§ **Written problem**
Lines containing the word "SRMTID" should be extracted in full.

§ **Given records**

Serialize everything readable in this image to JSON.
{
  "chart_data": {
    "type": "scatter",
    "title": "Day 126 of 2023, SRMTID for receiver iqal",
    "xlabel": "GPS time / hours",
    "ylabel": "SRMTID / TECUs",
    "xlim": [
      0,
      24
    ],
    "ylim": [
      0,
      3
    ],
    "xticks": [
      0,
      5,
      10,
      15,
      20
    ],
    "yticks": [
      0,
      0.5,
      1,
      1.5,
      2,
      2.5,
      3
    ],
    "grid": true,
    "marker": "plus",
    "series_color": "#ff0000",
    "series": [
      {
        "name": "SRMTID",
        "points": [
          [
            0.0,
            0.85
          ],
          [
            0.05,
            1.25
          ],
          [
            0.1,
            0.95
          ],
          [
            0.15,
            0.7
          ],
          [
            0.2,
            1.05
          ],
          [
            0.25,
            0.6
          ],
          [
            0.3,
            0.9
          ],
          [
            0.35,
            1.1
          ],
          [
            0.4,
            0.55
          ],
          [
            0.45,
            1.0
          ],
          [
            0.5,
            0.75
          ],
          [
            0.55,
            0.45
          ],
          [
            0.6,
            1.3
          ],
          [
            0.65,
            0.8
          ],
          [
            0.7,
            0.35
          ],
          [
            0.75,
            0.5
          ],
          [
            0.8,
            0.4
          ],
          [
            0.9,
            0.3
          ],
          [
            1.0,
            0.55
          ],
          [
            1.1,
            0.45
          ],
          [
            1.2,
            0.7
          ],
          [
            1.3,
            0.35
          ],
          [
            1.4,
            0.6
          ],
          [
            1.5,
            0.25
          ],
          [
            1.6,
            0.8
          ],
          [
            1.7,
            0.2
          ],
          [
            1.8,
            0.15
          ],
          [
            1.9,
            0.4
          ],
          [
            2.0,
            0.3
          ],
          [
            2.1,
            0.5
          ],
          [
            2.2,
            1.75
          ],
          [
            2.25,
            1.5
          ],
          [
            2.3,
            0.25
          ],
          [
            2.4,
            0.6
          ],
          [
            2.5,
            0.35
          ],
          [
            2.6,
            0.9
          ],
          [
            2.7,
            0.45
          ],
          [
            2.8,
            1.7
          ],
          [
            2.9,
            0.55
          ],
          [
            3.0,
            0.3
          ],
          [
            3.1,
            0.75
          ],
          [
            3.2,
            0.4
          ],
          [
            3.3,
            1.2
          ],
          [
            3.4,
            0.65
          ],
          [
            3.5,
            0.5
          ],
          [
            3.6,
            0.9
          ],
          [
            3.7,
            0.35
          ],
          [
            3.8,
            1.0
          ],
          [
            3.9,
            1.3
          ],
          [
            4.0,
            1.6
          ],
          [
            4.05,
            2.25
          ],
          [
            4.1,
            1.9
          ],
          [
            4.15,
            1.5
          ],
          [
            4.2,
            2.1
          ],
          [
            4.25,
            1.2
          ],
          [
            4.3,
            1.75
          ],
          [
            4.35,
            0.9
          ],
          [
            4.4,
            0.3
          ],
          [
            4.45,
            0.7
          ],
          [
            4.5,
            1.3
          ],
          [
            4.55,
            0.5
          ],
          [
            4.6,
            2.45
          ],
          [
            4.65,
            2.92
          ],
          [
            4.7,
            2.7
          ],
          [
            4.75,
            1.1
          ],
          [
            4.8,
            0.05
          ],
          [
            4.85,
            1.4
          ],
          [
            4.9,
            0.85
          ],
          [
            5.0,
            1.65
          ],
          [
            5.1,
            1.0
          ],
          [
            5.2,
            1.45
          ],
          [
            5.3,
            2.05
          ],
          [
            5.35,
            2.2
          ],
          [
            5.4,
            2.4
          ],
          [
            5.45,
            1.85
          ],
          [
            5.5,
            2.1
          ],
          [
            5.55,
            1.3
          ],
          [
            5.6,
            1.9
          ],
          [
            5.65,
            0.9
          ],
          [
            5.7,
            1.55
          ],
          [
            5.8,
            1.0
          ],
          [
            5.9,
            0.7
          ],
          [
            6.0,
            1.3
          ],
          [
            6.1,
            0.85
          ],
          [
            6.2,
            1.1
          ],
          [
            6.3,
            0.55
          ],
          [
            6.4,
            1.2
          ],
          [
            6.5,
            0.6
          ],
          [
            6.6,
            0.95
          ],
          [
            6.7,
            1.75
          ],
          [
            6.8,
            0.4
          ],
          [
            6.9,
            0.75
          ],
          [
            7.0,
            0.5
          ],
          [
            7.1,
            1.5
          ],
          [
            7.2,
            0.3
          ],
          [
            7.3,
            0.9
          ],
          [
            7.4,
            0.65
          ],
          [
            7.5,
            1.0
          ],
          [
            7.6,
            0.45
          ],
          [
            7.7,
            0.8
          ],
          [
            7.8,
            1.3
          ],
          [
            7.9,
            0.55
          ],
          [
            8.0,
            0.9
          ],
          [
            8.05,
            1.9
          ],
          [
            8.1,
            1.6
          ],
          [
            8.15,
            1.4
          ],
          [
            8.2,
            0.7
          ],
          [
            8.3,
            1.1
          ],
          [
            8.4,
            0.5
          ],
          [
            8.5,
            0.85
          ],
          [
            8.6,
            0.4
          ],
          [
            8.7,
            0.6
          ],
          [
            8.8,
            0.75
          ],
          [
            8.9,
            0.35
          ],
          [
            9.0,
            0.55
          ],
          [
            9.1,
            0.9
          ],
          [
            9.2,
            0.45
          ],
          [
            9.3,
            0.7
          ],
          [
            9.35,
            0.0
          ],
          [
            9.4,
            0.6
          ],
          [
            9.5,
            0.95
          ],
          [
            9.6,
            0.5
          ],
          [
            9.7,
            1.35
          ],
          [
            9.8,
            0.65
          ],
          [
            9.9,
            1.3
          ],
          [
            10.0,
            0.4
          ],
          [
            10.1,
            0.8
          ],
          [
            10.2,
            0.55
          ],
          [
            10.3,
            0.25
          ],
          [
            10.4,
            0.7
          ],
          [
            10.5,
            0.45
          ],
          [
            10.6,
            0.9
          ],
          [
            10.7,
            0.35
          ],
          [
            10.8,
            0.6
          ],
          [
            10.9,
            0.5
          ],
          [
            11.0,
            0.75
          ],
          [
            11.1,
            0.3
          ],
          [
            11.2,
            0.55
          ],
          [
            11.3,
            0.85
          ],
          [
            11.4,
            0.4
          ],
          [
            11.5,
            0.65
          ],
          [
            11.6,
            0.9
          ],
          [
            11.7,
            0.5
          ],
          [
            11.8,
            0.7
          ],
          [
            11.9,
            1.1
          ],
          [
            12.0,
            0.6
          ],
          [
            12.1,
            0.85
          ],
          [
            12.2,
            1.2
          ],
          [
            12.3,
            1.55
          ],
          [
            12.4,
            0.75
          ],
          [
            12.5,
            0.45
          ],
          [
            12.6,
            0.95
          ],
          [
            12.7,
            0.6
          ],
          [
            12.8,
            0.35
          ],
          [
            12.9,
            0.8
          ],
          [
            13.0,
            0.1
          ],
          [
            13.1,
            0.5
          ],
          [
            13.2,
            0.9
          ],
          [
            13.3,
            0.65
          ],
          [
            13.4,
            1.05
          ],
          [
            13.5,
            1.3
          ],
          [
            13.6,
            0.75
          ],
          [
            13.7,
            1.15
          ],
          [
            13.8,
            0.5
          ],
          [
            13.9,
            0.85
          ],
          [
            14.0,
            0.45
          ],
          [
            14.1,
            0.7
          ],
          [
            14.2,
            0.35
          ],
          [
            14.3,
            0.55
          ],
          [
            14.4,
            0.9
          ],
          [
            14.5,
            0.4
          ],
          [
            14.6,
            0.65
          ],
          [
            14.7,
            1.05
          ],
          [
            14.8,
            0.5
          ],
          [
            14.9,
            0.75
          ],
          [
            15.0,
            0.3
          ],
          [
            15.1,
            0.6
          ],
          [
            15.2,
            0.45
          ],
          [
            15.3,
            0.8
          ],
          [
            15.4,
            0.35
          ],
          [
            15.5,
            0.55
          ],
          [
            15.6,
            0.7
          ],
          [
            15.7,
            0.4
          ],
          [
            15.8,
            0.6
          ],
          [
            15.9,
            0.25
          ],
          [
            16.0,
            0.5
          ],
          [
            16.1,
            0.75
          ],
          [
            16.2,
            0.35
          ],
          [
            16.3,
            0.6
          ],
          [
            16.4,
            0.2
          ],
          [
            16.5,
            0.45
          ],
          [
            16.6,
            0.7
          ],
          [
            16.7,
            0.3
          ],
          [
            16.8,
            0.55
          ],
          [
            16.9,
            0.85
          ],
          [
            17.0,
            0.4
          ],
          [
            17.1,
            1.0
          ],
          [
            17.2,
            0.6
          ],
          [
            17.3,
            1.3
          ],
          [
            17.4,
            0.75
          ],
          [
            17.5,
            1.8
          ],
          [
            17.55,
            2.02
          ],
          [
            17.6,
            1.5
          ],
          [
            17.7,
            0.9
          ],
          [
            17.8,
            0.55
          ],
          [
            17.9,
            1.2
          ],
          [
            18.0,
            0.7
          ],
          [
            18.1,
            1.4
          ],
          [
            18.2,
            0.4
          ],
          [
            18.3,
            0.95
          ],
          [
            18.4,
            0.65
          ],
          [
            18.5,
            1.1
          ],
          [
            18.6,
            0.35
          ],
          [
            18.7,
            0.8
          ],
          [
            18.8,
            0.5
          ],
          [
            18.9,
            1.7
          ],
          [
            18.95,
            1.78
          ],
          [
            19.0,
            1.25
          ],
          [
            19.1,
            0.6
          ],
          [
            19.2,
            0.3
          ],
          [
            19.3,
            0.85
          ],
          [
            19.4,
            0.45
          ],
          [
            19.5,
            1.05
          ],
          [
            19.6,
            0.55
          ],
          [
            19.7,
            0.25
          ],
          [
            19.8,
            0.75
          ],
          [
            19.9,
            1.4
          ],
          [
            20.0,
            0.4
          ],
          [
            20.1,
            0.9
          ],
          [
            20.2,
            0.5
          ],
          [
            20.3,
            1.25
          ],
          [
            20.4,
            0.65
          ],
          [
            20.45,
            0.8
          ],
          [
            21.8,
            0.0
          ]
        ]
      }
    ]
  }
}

§ **Output**
    "title": "Day 126 of 2023, SRMTID for receiver iqal",
    "ylabel": "SRMTID / TECUs",
        "name": "SRMTID",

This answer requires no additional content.